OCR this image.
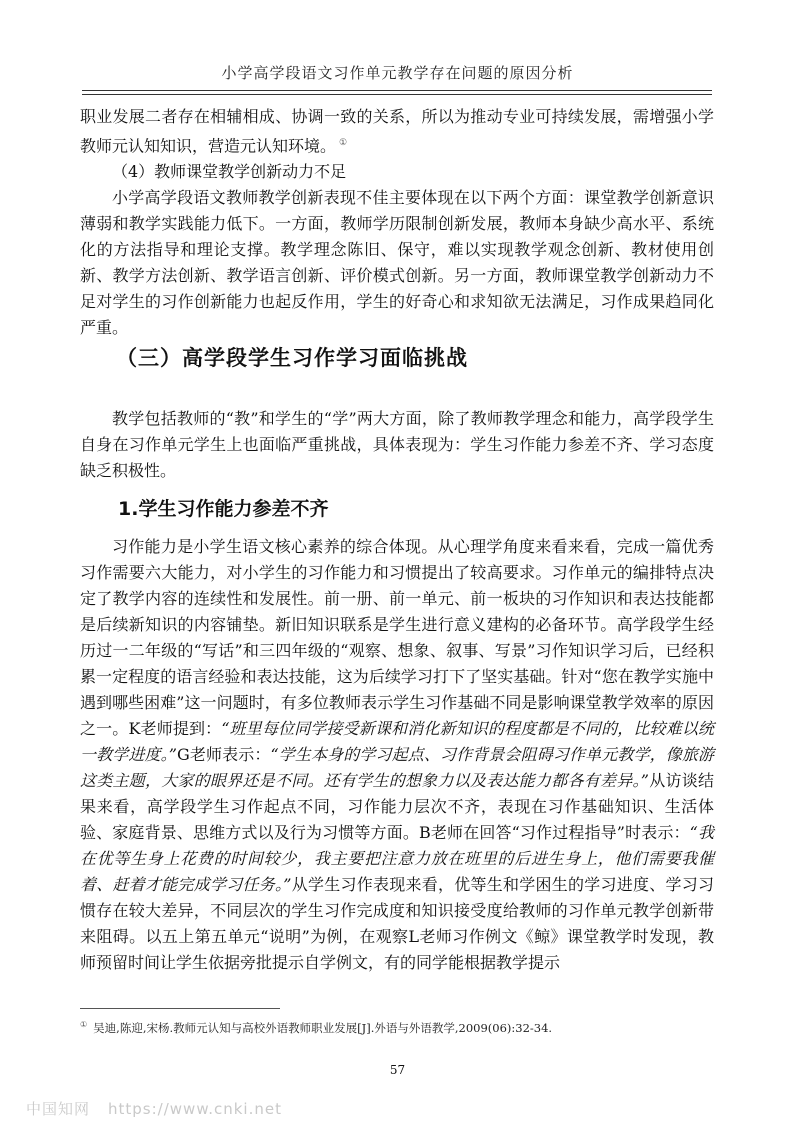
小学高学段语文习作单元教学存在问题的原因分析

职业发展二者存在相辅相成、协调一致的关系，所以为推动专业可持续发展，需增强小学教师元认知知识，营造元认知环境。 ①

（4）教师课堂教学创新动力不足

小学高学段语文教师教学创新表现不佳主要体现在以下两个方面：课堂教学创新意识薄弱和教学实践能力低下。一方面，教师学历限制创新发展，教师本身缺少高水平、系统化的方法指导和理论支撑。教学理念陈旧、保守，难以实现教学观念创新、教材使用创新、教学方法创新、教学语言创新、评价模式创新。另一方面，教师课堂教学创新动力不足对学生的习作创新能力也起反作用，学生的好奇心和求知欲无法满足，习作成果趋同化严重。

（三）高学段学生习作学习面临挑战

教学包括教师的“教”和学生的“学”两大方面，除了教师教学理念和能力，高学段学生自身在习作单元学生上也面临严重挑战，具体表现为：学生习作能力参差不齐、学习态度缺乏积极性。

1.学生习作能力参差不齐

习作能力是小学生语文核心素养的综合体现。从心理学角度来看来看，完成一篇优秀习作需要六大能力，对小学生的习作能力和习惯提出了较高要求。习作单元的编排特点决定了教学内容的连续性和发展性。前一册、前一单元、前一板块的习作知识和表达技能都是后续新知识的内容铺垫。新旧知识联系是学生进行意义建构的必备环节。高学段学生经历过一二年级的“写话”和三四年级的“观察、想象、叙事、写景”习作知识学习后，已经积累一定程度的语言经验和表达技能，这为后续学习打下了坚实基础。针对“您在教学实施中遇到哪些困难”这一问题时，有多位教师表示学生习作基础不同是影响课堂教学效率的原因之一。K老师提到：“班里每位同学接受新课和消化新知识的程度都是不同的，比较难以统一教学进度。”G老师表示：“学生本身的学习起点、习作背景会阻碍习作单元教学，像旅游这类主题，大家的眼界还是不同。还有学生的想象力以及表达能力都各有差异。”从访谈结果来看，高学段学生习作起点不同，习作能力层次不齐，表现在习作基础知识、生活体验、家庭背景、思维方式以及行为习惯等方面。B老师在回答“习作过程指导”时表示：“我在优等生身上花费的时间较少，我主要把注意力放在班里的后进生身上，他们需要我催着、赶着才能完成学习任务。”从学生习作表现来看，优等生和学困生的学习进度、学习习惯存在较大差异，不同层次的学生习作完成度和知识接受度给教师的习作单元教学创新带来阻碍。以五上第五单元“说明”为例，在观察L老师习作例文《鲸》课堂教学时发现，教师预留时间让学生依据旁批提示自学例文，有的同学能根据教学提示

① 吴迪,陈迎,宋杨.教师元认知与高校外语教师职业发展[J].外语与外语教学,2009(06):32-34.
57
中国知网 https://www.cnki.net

════════════════════

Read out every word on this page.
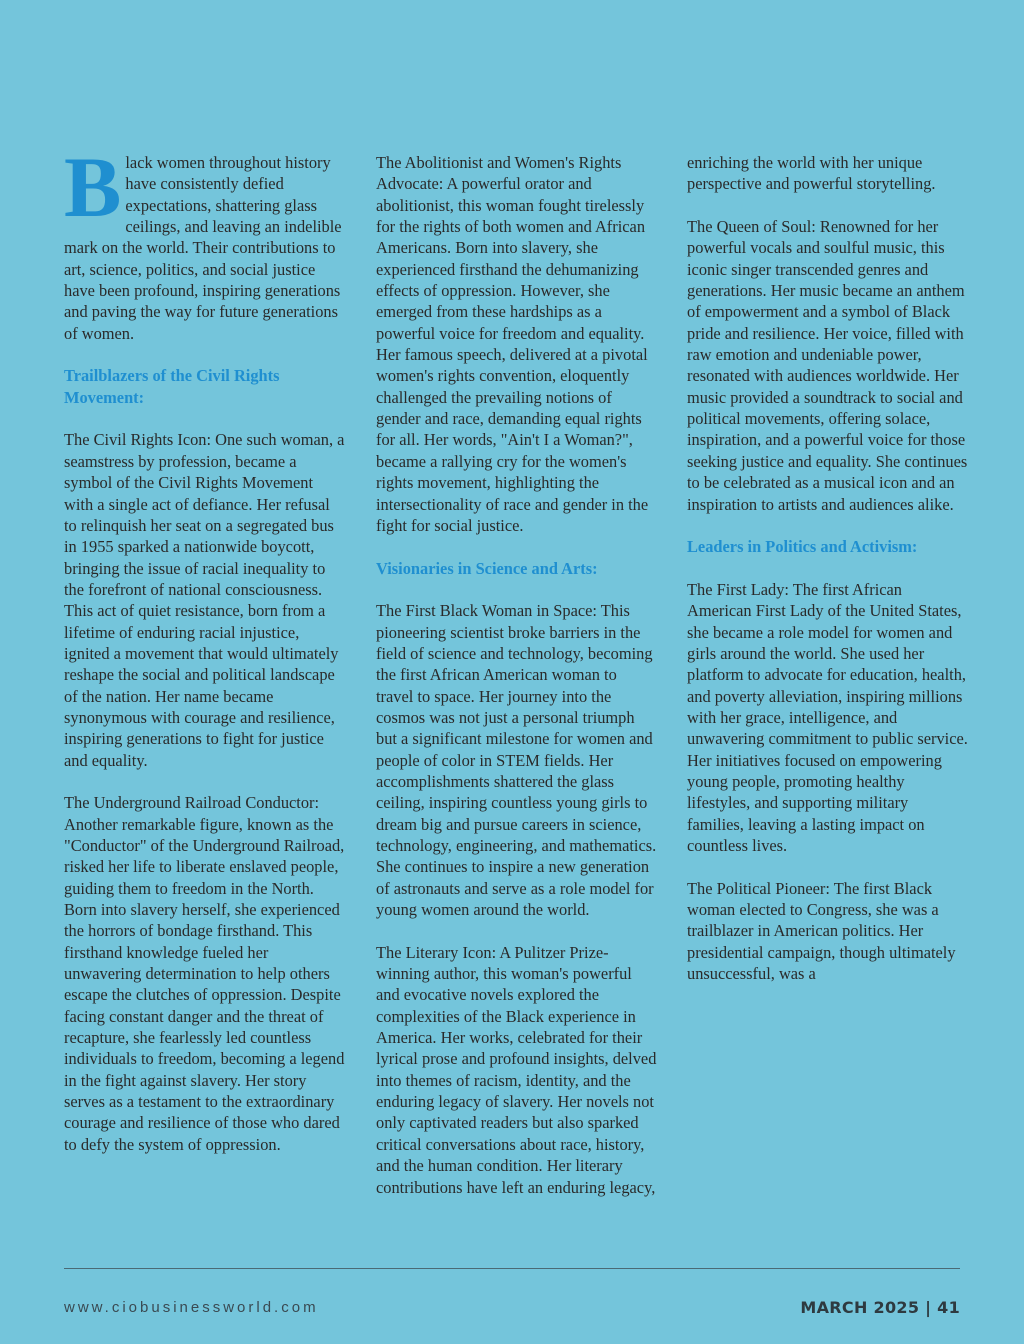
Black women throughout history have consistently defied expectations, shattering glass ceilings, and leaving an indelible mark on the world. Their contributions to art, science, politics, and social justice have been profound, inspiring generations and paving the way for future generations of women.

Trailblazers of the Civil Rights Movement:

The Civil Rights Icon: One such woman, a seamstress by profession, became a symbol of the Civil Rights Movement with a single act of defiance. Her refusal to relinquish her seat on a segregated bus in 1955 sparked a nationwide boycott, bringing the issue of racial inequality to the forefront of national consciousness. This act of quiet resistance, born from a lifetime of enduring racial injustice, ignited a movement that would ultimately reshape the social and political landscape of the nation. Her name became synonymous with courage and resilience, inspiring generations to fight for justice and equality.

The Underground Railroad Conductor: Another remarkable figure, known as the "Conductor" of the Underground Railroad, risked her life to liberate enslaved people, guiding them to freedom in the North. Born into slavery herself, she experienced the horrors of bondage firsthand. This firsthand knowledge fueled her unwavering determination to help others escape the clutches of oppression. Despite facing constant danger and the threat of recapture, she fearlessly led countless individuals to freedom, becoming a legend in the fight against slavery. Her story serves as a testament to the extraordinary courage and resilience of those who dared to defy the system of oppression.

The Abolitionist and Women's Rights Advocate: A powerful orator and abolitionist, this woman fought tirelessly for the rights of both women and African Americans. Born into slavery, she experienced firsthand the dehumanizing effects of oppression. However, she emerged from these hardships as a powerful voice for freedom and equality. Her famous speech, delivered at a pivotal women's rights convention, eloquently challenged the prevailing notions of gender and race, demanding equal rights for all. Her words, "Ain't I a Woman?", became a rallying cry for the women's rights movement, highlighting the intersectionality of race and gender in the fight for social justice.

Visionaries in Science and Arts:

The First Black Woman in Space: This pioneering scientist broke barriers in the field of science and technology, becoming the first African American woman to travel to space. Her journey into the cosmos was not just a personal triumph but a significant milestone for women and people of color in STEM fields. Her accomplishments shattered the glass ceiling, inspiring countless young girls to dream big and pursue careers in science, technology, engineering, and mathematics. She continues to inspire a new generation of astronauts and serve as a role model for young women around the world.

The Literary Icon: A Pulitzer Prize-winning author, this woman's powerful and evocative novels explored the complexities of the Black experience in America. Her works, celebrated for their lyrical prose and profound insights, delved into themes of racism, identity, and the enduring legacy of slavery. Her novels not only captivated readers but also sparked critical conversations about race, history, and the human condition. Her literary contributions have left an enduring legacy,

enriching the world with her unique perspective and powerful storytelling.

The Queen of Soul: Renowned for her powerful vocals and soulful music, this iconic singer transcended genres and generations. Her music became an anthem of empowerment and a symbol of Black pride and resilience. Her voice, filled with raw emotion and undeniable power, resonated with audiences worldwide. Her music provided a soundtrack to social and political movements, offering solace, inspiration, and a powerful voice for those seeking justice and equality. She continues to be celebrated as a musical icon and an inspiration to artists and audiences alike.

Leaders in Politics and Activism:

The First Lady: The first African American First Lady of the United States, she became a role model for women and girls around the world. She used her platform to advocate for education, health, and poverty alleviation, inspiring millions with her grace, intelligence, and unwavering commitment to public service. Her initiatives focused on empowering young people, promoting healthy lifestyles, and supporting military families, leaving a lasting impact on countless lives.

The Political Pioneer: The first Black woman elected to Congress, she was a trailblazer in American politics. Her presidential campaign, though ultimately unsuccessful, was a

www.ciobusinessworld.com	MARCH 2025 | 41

════════════════════

* _Required task_
Copy every line from the entries that contains the word "学生习作能力参差不齐".

* _Result of this task_
教学包括教师的“教”和学生的“学”两大方面，除了教师教学理念和能力，高学段学生自身在习作单元学生上也面临严重挑战，具体表现为：学生习作能力参差不齐、学习态度缺乏积极性。
1.学生习作能力参差不齐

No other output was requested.